## INFORMATION SHOWN:
>>>

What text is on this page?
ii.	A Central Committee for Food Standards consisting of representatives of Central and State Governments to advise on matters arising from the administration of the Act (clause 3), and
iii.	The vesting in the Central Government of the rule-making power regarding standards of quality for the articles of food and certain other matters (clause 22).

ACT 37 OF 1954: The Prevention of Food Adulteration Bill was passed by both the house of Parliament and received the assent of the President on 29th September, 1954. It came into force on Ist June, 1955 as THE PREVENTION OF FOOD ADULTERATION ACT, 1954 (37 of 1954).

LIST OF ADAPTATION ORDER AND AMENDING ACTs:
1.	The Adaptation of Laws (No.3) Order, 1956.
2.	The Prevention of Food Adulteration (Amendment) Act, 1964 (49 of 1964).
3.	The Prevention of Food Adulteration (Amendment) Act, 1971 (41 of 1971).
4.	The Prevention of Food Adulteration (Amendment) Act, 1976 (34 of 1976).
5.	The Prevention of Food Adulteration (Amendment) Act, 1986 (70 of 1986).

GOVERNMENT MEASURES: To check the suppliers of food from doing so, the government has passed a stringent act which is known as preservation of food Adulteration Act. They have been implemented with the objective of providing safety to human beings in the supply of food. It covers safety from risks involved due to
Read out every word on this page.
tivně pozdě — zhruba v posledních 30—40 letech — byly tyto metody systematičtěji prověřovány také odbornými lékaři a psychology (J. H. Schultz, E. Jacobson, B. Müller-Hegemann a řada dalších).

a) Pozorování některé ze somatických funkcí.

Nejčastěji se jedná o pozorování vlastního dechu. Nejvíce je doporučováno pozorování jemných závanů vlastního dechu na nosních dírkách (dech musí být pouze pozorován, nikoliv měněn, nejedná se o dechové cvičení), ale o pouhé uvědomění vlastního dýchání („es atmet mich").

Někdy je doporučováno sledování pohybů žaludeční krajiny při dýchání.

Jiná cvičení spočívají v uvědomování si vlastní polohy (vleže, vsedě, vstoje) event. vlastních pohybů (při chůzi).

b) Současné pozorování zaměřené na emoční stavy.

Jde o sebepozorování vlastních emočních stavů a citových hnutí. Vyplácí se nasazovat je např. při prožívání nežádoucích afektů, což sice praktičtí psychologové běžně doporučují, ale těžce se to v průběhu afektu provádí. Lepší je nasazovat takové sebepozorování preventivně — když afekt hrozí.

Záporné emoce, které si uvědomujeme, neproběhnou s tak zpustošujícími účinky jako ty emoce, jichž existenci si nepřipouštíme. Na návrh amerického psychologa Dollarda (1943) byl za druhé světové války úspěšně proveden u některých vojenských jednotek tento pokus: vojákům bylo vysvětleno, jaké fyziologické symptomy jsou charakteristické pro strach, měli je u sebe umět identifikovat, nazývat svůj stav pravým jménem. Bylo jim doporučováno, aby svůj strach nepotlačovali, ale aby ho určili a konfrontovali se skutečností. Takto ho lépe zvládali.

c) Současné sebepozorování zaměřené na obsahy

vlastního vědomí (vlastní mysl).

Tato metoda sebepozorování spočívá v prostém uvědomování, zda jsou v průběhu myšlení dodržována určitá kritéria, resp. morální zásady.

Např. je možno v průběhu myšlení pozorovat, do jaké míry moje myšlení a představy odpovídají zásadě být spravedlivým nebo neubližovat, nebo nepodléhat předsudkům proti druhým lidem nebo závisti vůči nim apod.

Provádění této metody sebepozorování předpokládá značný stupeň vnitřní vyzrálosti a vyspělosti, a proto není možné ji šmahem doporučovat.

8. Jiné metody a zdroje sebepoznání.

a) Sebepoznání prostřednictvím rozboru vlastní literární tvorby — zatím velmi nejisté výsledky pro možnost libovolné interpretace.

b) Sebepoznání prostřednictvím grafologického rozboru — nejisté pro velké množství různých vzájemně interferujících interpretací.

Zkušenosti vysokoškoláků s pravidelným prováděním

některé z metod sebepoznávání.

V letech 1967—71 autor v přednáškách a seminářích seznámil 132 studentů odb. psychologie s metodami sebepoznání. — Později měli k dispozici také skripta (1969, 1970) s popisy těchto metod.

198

<<<

## EXERCISE PROMPT:
Pull every line containing "rozboru" from the material above.

## EXERCISE RESPONSE:
a) Sebepoznání prostřednictvím rozboru vlastní literární tvorby — zatím velmi nejisté výsledky pro možnost libovolné interpretace.
b) Sebepoznání prostřednictvím grafologického rozboru — nejisté pro velké množství různých vzájemně interferujících interpretací.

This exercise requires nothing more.